THE REQUEST: Copy the data precisely, character for character, and leave out every picture.

SOURCE DATA:
══════════════════════════════

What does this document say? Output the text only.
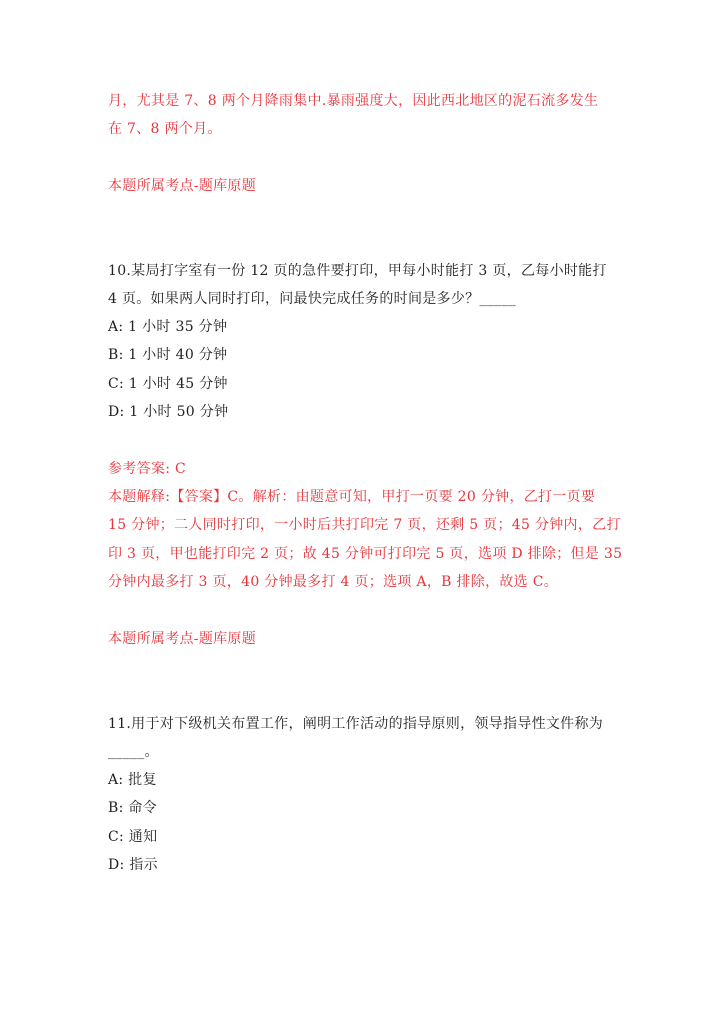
月，尤其是 7、8 两个月降雨集中.暴雨强度大，因此西北地区的泥石流多发生
在 7、8 两个月。
本题所属考点-题库原题
10.某局打字室有一份 12 页的急件要打印，甲每小时能打 3 页，乙每小时能打
4 页。如果两人同时打印，问最快完成任务的时间是多少？_____
A: 1 小时 35 分钟
B: 1 小时 40 分钟
C: 1 小时 45 分钟
D: 1 小时 50 分钟
参考答案: C
本题解释:【答案】C。解析：由题意可知，甲打一页要 20 分钟，乙打一页要
15 分钟；二人同时打印，一小时后共打印完 7 页，还剩 5 页；45 分钟内，乙打
印 3 页，甲也能打印完 2 页；故 45 分钟可打印完 5 页，选项 D 排除；但是 35
分钟内最多打 3 页，40 分钟最多打 4 页；选项 A，B 排除，故选 C。
本题所属考点-题库原题
11.用于对下级机关布置工作，阐明工作活动的指导原则，领导指导性文件称为
_____。
A: 批复
B: 命令
C: 通知
D: 指示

══════════════════════════════

TASK RESPONSE:
What does this document say? Output the text only.
月，尤其是 7、8 两个月降雨集中.暴雨强度大，因此西北地区的泥石流多发生
在 7、8 两个月。
本题所属考点-题库原题
10.某局打字室有一份 12 页的急件要打印，甲每小时能打 3 页，乙每小时能打
4 页。如果两人同时打印，问最快完成任务的时间是多少？_____
A: 1 小时 35 分钟
B: 1 小时 40 分钟
C: 1 小时 45 分钟
D: 1 小时 50 分钟
参考答案: C
本题解释:【答案】C。解析：由题意可知，甲打一页要 20 分钟，乙打一页要
15 分钟；二人同时打印，一小时后共打印完 7 页，还剩 5 页；45 分钟内，乙打
印 3 页，甲也能打印完 2 页；故 45 分钟可打印完 5 页，选项 D 排除；但是 35
分钟内最多打 3 页，40 分钟最多打 4 页；选项 A，B 排除，故选 C。
本题所属考点-题库原题
11.用于对下级机关布置工作，阐明工作活动的指导原则，领导指导性文件称为
_____。
A: 批复
B: 命令
C: 通知
D: 指示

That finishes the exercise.